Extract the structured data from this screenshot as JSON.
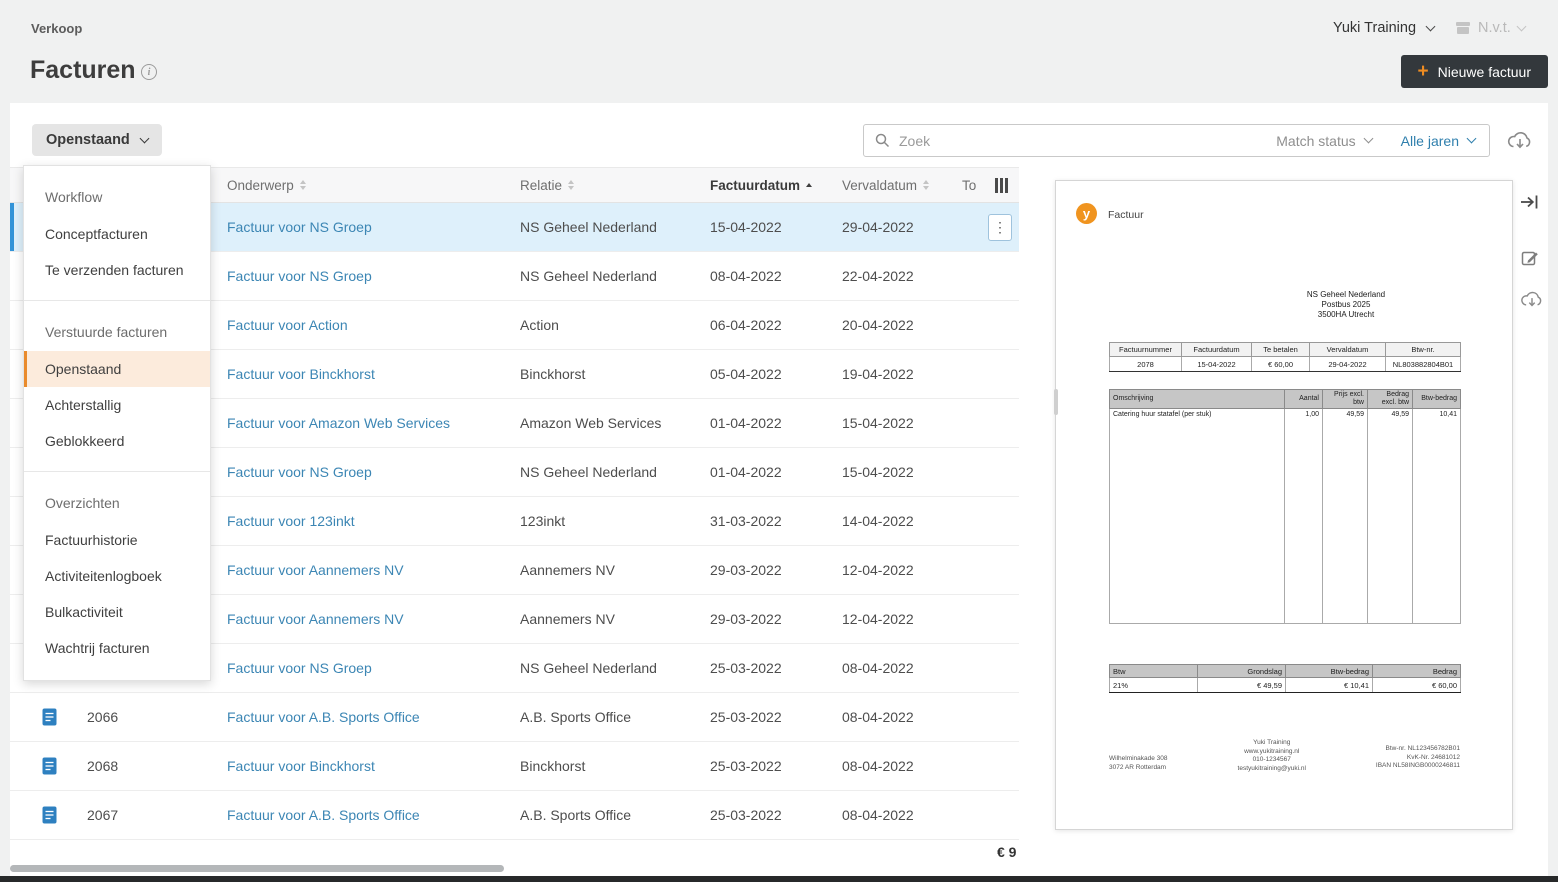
{
  "page": {
    "breadcrumb": "Verkoop",
    "title": "Facturen"
  },
  "topbar": {
    "company": "Yuki Training",
    "administration": "N.v.t.",
    "new_invoice": "Nieuwe factuur"
  },
  "toolbar": {
    "filter": "Openstaand",
    "search_placeholder": "Zoek",
    "match_status": "Match status",
    "year_filter": "Alle jaren"
  },
  "menu": {
    "selected": "Openstaand",
    "sections": [
      {
        "header": "Workflow",
        "items": [
          "Conceptfacturen",
          "Te verzenden facturen"
        ]
      },
      {
        "header": "Verstuurde facturen",
        "items": [
          "Openstaand",
          "Achterstallig",
          "Geblokkeerd"
        ]
      },
      {
        "header": "Overzichten",
        "items": [
          "Factuurhistorie",
          "Activiteitenlogboek",
          "Bulkactiviteit",
          "Wachtrij facturen"
        ]
      }
    ]
  },
  "table": {
    "columns": [
      {
        "label": "Onderwerp"
      },
      {
        "label": "Relatie"
      },
      {
        "label": "Factuurdatum",
        "sorted": "asc"
      },
      {
        "label": "Vervaldatum"
      },
      {
        "label": "To"
      }
    ],
    "rows": [
      {
        "nr": "",
        "onderwerp": "Factuur voor NS Groep",
        "relatie": "NS Geheel Nederland",
        "factuurdatum": "15-04-2022",
        "vervaldatum": "29-04-2022",
        "selected": true
      },
      {
        "nr": "",
        "onderwerp": "Factuur voor NS Groep",
        "relatie": "NS Geheel Nederland",
        "factuurdatum": "08-04-2022",
        "vervaldatum": "22-04-2022"
      },
      {
        "nr": "",
        "onderwerp": "Factuur voor Action",
        "relatie": "Action",
        "factuurdatum": "06-04-2022",
        "vervaldatum": "20-04-2022"
      },
      {
        "nr": "",
        "onderwerp": "Factuur voor Binckhorst",
        "relatie": "Binckhorst",
        "factuurdatum": "05-04-2022",
        "vervaldatum": "19-04-2022"
      },
      {
        "nr": "",
        "onderwerp": "Factuur voor Amazon Web Services",
        "relatie": "Amazon Web Services",
        "factuurdatum": "01-04-2022",
        "vervaldatum": "15-04-2022"
      },
      {
        "nr": "",
        "onderwerp": "Factuur voor NS Groep",
        "relatie": "NS Geheel Nederland",
        "factuurdatum": "01-04-2022",
        "vervaldatum": "15-04-2022"
      },
      {
        "nr": "",
        "onderwerp": "Factuur voor 123inkt",
        "relatie": "123inkt",
        "factuurdatum": "31-03-2022",
        "vervaldatum": "14-04-2022"
      },
      {
        "nr": "",
        "onderwerp": "Factuur voor Aannemers NV",
        "relatie": "Aannemers NV",
        "factuurdatum": "29-03-2022",
        "vervaldatum": "12-04-2022"
      },
      {
        "nr": "",
        "onderwerp": "Factuur voor Aannemers NV",
        "relatie": "Aannemers NV",
        "factuurdatum": "29-03-2022",
        "vervaldatum": "12-04-2022"
      },
      {
        "nr": "",
        "onderwerp": "Factuur voor NS Groep",
        "relatie": "NS Geheel Nederland",
        "factuurdatum": "25-03-2022",
        "vervaldatum": "08-04-2022"
      },
      {
        "nr": "2066",
        "onderwerp": "Factuur voor A.B. Sports Office",
        "relatie": "A.B. Sports Office",
        "factuurdatum": "25-03-2022",
        "vervaldatum": "08-04-2022",
        "doc_icon": true
      },
      {
        "nr": "2068",
        "onderwerp": "Factuur voor Binckhorst",
        "relatie": "Binckhorst",
        "factuurdatum": "25-03-2022",
        "vervaldatum": "08-04-2022",
        "doc_icon": true
      },
      {
        "nr": "2067",
        "onderwerp": "Factuur voor A.B. Sports Office",
        "relatie": "A.B. Sports Office",
        "factuurdatum": "25-03-2022",
        "vervaldatum": "08-04-2022",
        "doc_icon": true
      }
    ],
    "footer_total": "€ 9"
  },
  "preview": {
    "doc_type": "Factuur",
    "recipient": [
      "NS Geheel Nederland",
      "Postbus 2025",
      "3500HA Utrecht"
    ],
    "info": {
      "headers": [
        "Factuurnummer",
        "Factuurdatum",
        "Te betalen",
        "Vervaldatum",
        "Btw-nr."
      ],
      "values": [
        "2078",
        "15-04-2022",
        "€ 60,00",
        "29-04-2022",
        "NL803882804B01"
      ]
    },
    "lines": {
      "headers": [
        "Omschrijving",
        "Aantal",
        "Prijs excl. btw",
        "Bedrag excl. btw",
        "Btw-bedrag"
      ],
      "rows": [
        [
          "Catering huur statafel (per stuk)",
          "1,00",
          "49,59",
          "49,59",
          "10,41"
        ]
      ]
    },
    "totals": {
      "headers": [
        "Btw",
        "Grondslag",
        "Btw-bedrag",
        "Bedrag"
      ],
      "values": [
        "21%",
        "€ 49,59",
        "€ 10,41",
        "€ 60,00"
      ]
    },
    "footer": {
      "address": [
        "Wilhelminakade 308",
        "3072 AR Rotterdam"
      ],
      "company": [
        "Yuki Training",
        "www.yukitraining.nl",
        "010-1234567",
        "testyukitraining@yuki.nl"
      ],
      "registration": [
        "Btw-nr. NL123456782B01",
        "KvK-Nr. 24681012",
        "IBAN NL58INGB0000246811"
      ]
    }
  },
  "colors": {
    "accent_orange": "#ee8c22",
    "link_blue": "#3c86b4",
    "selected_row": "#def0fb",
    "button_dark": "#33383c",
    "menu_selected": "#fcebdc"
  }
}
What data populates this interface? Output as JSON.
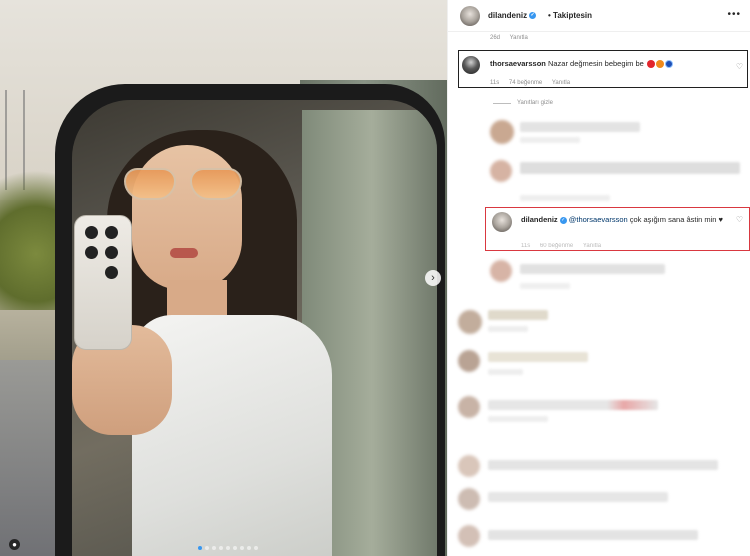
⁂
Transcribe all of the entries word for word, but skip any pictures they contain.

> _Correct answer_
Extract the structured data from this screenshot as JSON.
{
  "page": {
    "breadcrumb": "Verkoop",
    "title": "Facturen"
  },
  "topbar": {
    "company": "Yuki Training",
    "administration": "N.v.t.",
    "new_invoice": "Nieuwe factuur"
  },
  "toolbar": {
    "filter": "Openstaand",
    "search_placeholder": "Zoek",
    "match_status": "Match status",
    "year_filter": "Alle jaren"
  },
  "menu": {
    "selected": "Openstaand",
    "sections": [
      {
        "header": "Workflow",
        "items": [
          "Conceptfacturen",
          "Te verzenden facturen"
        ]
      },
      {
        "header": "Verstuurde facturen",
        "items": [
          "Openstaand",
          "Achterstallig",
          "Geblokkeerd"
        ]
      },
      {
        "header": "Overzichten",
        "items": [
          "Factuurhistorie",
          "Activiteitenlogboek",
          "Bulkactiviteit",
          "Wachtrij facturen"
        ]
      }
    ]
  },
  "table": {
    "columns": [
      {
        "label": "Onderwerp"
      },
      {
        "label": "Relatie"
      },
      {
        "label": "Factuurdatum",
        "sorted": "asc"
      },
      {
        "label": "Vervaldatum"
      },
      {
        "label": "To"
      }
    ],
    "rows": [
      {
        "nr": "",
        "onderwerp": "Factuur voor NS Groep",
        "relatie": "NS Geheel Nederland",
        "factuurdatum": "15-04-2022",
        "vervaldatum": "29-04-2022",
        "selected": true
      },
      {
        "nr": "",
        "onderwerp": "Factuur voor NS Groep",
        "relatie": "NS Geheel Nederland",
        "factuurdatum": "08-04-2022",
        "vervaldatum": "22-04-2022"
      },
      {
        "nr": "",
        "onderwerp": "Factuur voor Action",
        "relatie": "Action",
        "factuurdatum": "06-04-2022",
        "vervaldatum": "20-04-2022"
      },
      {
        "nr": "",
        "onderwerp": "Factuur voor Binckhorst",
        "relatie": "Binckhorst",
        "factuurdatum": "05-04-2022",
        "vervaldatum": "19-04-2022"
      },
      {
        "nr": "",
        "onderwerp": "Factuur voor Amazon Web Services",
        "relatie": "Amazon Web Services",
        "factuurdatum": "01-04-2022",
        "vervaldatum": "15-04-2022"
      },
      {
        "nr": "",
        "onderwerp": "Factuur voor NS Groep",
        "relatie": "NS Geheel Nederland",
        "factuurdatum": "01-04-2022",
        "vervaldatum": "15-04-2022"
      },
      {
        "nr": "",
        "onderwerp": "Factuur voor 123inkt",
        "relatie": "123inkt",
        "factuurdatum": "31-03-2022",
        "vervaldatum": "14-04-2022"
      },
      {
        "nr": "",
        "onderwerp": "Factuur voor Aannemers NV",
        "relatie": "Aannemers NV",
        "factuurdatum": "29-03-2022",
        "vervaldatum": "12-04-2022"
      },
      {
        "nr": "",
        "onderwerp": "Factuur voor Aannemers NV",
        "relatie": "Aannemers NV",
        "factuurdatum": "29-03-2022",
        "vervaldatum": "12-04-2022"
      },
      {
        "nr": "",
        "onderwerp": "Factuur voor NS Groep",
        "relatie": "NS Geheel Nederland",
        "factuurdatum": "25-03-2022",
        "vervaldatum": "08-04-2022"
      },
      {
        "nr": "2066",
        "onderwerp": "Factuur voor A.B. Sports Office",
        "relatie": "A.B. Sports Office",
        "factuurdatum": "25-03-2022",
        "vervaldatum": "08-04-2022",
        "doc_icon": true
      },
      {
        "nr": "2068",
        "onderwerp": "Factuur voor Binckhorst",
        "relatie": "Binckhorst",
        "factuurdatum": "25-03-2022",
        "vervaldatum": "08-04-2022",
        "doc_icon": true
      },
      {
        "nr": "2067",
        "onderwerp": "Factuur voor A.B. Sports Office",
        "relatie": "A.B. Sports Office",
        "factuurdatum": "25-03-2022",
        "vervaldatum": "08-04-2022",
        "doc_icon": true
      }
    ],
    "footer_total": "€ 9"
  },
  "preview": {
    "doc_type": "Factuur",
    "recipient": [
      "NS Geheel Nederland",
      "Postbus 2025",
      "3500HA Utrecht"
    ],
    "info": {
      "headers": [
        "Factuurnummer",
        "Factuurdatum",
        "Te betalen",
        "Vervaldatum",
        "Btw-nr."
      ],
      "values": [
        "2078",
        "15-04-2022",
        "€ 60,00",
        "29-04-2022",
        "NL803882804B01"
      ]
    },
    "lines": {
      "headers": [
        "Omschrijving",
        "Aantal",
        "Prijs excl. btw",
        "Bedrag excl. btw",
        "Btw-bedrag"
      ],
      "rows": [
        [
          "Catering huur statafel (per stuk)",
          "1,00",
          "49,59",
          "49,59",
          "10,41"
        ]
      ]
    },
    "totals": {
      "headers": [
        "Btw",
        "Grondslag",
        "Btw-bedrag",
        "Bedrag"
      ],
      "values": [
        "21%",
        "€ 49,59",
        "€ 10,41",
        "€ 60,00"
      ]
    },
    "footer": {
      "address": [
        "Wilhelminakade 308",
        "3072 AR Rotterdam"
      ],
      "company": [
        "Yuki Training",
        "www.yukitraining.nl",
        "010-1234567",
        "testyukitraining@yuki.nl"
      ],
      "registration": [
        "Btw-nr. NL123456782B01",
        "KvK-Nr. 24681012",
        "IBAN NL58INGB0000246811"
      ]
    }
  },
  "colors": {
    "accent_orange": "#ee8c22",
    "link_blue": "#3c86b4",
    "selected_row": "#def0fb",
    "button_dark": "#33383c",
    "menu_selected": "#fcebdc"
  }
}
What data populates this interface? Output as JSON.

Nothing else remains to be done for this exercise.